### Given request:
The listing below is to be output in its exact form.

### Task material:
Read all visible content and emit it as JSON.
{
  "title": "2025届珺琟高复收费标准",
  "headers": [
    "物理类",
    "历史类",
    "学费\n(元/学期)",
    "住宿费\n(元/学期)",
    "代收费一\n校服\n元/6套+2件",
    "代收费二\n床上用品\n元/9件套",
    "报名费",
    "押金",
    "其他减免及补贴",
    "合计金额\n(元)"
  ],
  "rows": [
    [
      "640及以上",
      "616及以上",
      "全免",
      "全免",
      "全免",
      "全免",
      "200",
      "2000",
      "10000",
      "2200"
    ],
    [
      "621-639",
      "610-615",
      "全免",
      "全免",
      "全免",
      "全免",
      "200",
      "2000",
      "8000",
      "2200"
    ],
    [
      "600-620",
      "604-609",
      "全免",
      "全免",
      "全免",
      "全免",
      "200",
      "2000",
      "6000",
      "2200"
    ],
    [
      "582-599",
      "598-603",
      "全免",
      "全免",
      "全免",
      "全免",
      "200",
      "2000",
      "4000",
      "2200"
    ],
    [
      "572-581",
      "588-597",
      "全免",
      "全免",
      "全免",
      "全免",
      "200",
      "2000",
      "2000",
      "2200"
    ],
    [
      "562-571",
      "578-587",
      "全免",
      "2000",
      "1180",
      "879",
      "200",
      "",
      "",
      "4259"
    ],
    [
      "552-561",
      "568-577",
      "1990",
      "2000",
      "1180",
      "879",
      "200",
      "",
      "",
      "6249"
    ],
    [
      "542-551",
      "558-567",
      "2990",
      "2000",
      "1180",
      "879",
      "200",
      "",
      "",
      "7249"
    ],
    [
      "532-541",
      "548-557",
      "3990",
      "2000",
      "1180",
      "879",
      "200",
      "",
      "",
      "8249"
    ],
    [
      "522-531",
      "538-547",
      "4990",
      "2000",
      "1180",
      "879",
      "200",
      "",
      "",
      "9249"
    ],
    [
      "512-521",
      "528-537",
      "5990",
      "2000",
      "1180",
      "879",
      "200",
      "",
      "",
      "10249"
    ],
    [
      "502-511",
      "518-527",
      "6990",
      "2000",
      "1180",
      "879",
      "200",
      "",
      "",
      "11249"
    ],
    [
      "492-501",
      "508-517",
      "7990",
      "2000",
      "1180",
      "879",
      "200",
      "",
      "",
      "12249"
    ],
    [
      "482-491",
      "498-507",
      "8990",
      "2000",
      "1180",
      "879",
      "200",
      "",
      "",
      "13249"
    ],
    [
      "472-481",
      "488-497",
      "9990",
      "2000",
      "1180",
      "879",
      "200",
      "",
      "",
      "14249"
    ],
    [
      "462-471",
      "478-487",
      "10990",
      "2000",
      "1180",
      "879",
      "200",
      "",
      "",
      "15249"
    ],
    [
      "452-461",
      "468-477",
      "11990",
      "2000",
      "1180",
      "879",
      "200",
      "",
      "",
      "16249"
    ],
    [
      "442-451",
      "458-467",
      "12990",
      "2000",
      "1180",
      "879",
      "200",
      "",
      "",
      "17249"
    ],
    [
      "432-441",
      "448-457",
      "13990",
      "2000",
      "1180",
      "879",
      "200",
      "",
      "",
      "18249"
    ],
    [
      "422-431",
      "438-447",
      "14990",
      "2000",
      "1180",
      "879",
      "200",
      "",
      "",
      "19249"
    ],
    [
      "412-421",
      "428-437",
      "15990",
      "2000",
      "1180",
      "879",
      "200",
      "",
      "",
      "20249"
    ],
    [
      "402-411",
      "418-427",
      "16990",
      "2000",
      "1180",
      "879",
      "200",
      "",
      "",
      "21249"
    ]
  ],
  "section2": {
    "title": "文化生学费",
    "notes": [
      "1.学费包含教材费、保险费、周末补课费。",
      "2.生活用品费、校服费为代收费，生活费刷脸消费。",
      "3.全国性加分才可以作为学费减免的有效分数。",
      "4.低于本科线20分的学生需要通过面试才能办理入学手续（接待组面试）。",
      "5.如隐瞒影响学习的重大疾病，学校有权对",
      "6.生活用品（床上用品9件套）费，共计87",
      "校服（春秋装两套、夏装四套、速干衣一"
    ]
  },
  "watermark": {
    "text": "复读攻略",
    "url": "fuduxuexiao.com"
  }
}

### The result:
Read all visible content and emit it as JSON.
{
  "title": "2025届珺琟高复收费标准",
  "headers": [
    "物理类",
    "历史类",
    "学费\n(元/学期)",
    "住宿费\n(元/学期)",
    "代收费一\n校服\n元/6套+2件",
    "代收费二\n床上用品\n元/9件套",
    "报名费",
    "押金",
    "其他减免及补贴",
    "合计金额\n(元)"
  ],
  "rows": [
    [
      "640及以上",
      "616及以上",
      "全免",
      "全免",
      "全免",
      "全免",
      "200",
      "2000",
      "10000",
      "2200"
    ],
    [
      "621-639",
      "610-615",
      "全免",
      "全免",
      "全免",
      "全免",
      "200",
      "2000",
      "8000",
      "2200"
    ],
    [
      "600-620",
      "604-609",
      "全免",
      "全免",
      "全免",
      "全免",
      "200",
      "2000",
      "6000",
      "2200"
    ],
    [
      "582-599",
      "598-603",
      "全免",
      "全免",
      "全免",
      "全免",
      "200",
      "2000",
      "4000",
      "2200"
    ],
    [
      "572-581",
      "588-597",
      "全免",
      "全免",
      "全免",
      "全免",
      "200",
      "2000",
      "2000",
      "2200"
    ],
    [
      "562-571",
      "578-587",
      "全免",
      "2000",
      "1180",
      "879",
      "200",
      "",
      "",
      "4259"
    ],
    [
      "552-561",
      "568-577",
      "1990",
      "2000",
      "1180",
      "879",
      "200",
      "",
      "",
      "6249"
    ],
    [
      "542-551",
      "558-567",
      "2990",
      "2000",
      "1180",
      "879",
      "200",
      "",
      "",
      "7249"
    ],
    [
      "532-541",
      "548-557",
      "3990",
      "2000",
      "1180",
      "879",
      "200",
      "",
      "",
      "8249"
    ],
    [
      "522-531",
      "538-547",
      "4990",
      "2000",
      "1180",
      "879",
      "200",
      "",
      "",
      "9249"
    ],
    [
      "512-521",
      "528-537",
      "5990",
      "2000",
      "1180",
      "879",
      "200",
      "",
      "",
      "10249"
    ],
    [
      "502-511",
      "518-527",
      "6990",
      "2000",
      "1180",
      "879",
      "200",
      "",
      "",
      "11249"
    ],
    [
      "492-501",
      "508-517",
      "7990",
      "2000",
      "1180",
      "879",
      "200",
      "",
      "",
      "12249"
    ],
    [
      "482-491",
      "498-507",
      "8990",
      "2000",
      "1180",
      "879",
      "200",
      "",
      "",
      "13249"
    ],
    [
      "472-481",
      "488-497",
      "9990",
      "2000",
      "1180",
      "879",
      "200",
      "",
      "",
      "14249"
    ],
    [
      "462-471",
      "478-487",
      "10990",
      "2000",
      "1180",
      "879",
      "200",
      "",
      "",
      "15249"
    ],
    [
      "452-461",
      "468-477",
      "11990",
      "2000",
      "1180",
      "879",
      "200",
      "",
      "",
      "16249"
    ],
    [
      "442-451",
      "458-467",
      "12990",
      "2000",
      "1180",
      "879",
      "200",
      "",
      "",
      "17249"
    ],
    [
      "432-441",
      "448-457",
      "13990",
      "2000",
      "1180",
      "879",
      "200",
      "",
      "",
      "18249"
    ],
    [
      "422-431",
      "438-447",
      "14990",
      "2000",
      "1180",
      "879",
      "200",
      "",
      "",
      "19249"
    ],
    [
      "412-421",
      "428-437",
      "15990",
      "2000",
      "1180",
      "879",
      "200",
      "",
      "",
      "20249"
    ],
    [
      "402-411",
      "418-427",
      "16990",
      "2000",
      "1180",
      "879",
      "200",
      "",
      "",
      "21249"
    ]
  ],
  "section2": {
    "title": "文化生学费",
    "notes": [
      "1.学费包含教材费、保险费、周末补课费。",
      "2.生活用品费、校服费为代收费，生活费刷脸消费。",
      "3.全国性加分才可以作为学费减免的有效分数。",
      "4.低于本科线20分的学生需要通过面试才能办理入学手续（接待组面试）。",
      "5.如隐瞒影响学习的重大疾病，学校有权对",
      "6.生活用品（床上用品9件套）费，共计87",
      "校服（春秋装两套、夏装四套、速干衣一"
    ]
  },
  "watermark": {
    "text": "复读攻略",
    "url": "fuduxuexiao.com"
  }
}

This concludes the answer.